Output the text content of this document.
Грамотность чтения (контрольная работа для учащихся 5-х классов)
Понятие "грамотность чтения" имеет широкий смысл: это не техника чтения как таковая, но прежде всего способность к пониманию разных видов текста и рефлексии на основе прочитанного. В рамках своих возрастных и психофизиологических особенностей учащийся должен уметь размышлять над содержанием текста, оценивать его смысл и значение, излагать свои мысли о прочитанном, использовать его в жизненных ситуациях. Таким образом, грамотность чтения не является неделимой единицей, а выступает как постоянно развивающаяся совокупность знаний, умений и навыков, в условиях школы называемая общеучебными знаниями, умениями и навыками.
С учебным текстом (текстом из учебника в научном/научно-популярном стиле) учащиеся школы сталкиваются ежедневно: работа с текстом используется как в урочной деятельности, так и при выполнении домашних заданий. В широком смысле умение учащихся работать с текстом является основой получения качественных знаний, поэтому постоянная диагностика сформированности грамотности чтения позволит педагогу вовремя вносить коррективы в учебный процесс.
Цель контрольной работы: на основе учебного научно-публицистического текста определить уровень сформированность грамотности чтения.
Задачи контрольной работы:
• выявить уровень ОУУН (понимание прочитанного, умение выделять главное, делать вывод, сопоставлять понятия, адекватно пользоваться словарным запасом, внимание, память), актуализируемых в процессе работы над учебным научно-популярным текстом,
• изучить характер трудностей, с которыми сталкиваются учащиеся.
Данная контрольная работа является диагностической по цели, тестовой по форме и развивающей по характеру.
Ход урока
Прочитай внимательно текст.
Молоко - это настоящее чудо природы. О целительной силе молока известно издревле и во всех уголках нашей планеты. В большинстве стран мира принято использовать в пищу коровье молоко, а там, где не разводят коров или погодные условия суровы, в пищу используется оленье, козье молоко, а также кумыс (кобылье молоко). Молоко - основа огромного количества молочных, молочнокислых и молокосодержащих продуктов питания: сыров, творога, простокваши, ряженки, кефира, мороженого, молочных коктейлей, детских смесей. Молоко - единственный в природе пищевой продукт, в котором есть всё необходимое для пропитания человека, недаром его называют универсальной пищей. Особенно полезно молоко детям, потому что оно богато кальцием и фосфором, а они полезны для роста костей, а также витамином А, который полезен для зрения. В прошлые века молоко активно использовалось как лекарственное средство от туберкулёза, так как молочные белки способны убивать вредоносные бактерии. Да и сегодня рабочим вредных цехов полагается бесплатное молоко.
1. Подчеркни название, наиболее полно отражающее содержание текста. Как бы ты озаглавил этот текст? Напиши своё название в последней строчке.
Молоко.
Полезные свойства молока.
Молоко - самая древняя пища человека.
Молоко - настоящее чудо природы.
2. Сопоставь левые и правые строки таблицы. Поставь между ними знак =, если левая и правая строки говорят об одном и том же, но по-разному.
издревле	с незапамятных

==================================================

Among the lines of the data, identify those with the word "контрольной". Copy each of them.

Цель контрольной работы: на основе учебного научно-публицистического текста определить уровень сформированность грамотности чтения.
Задачи контрольной работы:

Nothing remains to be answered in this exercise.